● EXERCISE DETAILS:
Using the records below, locate all lines containing "JSON" and return them.

● LISTING:
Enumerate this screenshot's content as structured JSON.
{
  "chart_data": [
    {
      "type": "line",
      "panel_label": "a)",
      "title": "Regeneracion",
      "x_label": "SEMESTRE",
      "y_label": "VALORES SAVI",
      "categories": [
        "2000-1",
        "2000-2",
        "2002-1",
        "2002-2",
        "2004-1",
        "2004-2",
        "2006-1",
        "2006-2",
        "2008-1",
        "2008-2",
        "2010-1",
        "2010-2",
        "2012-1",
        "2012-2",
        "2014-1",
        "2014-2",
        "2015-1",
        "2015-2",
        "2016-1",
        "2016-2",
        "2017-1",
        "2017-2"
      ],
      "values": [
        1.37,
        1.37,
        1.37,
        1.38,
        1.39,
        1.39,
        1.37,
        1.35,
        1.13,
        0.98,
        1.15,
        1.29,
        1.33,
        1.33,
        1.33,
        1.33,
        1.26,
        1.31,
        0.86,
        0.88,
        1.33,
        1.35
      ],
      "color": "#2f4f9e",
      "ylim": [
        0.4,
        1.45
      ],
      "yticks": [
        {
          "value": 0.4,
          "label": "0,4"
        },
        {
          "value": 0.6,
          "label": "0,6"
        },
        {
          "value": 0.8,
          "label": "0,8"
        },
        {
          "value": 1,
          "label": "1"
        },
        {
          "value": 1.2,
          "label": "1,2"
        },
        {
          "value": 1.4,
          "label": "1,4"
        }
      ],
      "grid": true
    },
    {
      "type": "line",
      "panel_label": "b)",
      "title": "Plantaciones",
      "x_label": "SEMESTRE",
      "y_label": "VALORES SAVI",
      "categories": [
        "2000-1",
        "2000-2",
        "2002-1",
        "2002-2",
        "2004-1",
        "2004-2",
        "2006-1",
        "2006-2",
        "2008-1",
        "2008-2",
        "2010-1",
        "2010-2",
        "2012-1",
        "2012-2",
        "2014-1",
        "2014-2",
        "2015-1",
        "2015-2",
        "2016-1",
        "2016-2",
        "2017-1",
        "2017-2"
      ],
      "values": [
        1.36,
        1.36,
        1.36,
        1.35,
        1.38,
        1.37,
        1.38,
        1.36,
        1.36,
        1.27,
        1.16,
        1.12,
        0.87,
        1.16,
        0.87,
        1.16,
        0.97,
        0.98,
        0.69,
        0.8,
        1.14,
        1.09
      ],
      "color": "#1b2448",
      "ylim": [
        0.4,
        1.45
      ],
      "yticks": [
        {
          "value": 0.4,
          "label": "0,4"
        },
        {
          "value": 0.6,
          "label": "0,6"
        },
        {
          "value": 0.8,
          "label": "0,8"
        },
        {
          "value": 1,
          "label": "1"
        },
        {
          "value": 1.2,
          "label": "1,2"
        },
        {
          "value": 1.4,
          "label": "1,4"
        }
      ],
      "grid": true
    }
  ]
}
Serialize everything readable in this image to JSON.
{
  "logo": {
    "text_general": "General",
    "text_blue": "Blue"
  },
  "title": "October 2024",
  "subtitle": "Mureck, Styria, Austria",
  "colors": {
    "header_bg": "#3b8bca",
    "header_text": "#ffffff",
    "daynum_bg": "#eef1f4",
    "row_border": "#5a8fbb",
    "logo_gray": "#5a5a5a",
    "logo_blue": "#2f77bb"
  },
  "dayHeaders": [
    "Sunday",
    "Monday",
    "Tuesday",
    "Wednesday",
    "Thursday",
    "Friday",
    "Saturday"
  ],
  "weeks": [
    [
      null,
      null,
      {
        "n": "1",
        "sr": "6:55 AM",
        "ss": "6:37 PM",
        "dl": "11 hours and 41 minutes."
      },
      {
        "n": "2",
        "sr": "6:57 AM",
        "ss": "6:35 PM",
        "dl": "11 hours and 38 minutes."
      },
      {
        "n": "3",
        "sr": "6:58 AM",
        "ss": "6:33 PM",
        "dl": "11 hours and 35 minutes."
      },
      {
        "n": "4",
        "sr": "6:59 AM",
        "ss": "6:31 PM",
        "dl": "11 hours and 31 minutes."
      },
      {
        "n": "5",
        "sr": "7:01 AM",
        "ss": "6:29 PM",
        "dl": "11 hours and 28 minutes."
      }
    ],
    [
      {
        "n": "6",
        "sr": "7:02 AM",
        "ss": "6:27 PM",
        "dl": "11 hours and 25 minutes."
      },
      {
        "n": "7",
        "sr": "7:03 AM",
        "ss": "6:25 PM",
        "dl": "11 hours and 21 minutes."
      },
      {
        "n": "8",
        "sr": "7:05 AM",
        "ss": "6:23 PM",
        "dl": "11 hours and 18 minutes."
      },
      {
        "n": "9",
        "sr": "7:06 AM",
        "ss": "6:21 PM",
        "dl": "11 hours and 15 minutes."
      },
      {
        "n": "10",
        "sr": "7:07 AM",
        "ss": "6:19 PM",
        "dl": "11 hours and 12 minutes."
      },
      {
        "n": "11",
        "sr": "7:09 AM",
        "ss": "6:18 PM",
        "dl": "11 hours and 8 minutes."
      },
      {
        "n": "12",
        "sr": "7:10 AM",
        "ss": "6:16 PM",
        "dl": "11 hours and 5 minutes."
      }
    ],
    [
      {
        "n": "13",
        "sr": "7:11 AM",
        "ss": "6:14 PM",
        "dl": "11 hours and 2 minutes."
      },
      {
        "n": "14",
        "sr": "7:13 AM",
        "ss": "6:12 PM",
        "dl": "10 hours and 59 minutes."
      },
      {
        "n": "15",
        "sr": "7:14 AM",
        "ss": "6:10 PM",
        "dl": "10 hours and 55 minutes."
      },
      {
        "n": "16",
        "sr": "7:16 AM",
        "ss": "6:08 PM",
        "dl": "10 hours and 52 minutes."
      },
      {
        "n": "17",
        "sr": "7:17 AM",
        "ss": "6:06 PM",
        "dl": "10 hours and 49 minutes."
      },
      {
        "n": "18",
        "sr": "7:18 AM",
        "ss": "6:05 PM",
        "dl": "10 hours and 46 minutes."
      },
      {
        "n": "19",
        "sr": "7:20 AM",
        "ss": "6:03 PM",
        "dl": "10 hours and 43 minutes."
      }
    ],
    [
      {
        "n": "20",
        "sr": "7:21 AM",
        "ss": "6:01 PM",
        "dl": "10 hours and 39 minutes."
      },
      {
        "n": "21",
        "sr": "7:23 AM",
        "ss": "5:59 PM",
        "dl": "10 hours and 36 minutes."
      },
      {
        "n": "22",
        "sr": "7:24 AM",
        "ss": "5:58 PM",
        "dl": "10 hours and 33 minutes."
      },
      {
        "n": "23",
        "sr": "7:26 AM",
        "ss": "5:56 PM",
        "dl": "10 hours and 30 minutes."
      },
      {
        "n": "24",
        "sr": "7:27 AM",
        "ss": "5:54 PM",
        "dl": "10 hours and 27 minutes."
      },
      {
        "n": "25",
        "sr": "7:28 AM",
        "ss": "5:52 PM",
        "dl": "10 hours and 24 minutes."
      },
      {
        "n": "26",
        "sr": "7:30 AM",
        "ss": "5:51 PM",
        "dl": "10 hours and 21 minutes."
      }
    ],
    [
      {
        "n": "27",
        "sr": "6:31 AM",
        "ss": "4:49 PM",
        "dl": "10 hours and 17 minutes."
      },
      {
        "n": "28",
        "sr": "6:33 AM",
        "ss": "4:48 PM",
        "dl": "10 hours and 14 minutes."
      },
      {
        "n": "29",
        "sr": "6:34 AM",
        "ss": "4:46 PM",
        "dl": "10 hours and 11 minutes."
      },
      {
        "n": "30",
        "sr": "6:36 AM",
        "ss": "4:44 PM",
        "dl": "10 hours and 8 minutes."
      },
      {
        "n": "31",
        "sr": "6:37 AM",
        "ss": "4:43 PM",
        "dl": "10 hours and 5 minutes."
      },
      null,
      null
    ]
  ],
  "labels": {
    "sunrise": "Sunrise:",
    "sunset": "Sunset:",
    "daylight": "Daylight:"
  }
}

● THE ANSWER:
Enumerate this screenshot's content as structured JSON.
Serialize everything readable in this image to JSON.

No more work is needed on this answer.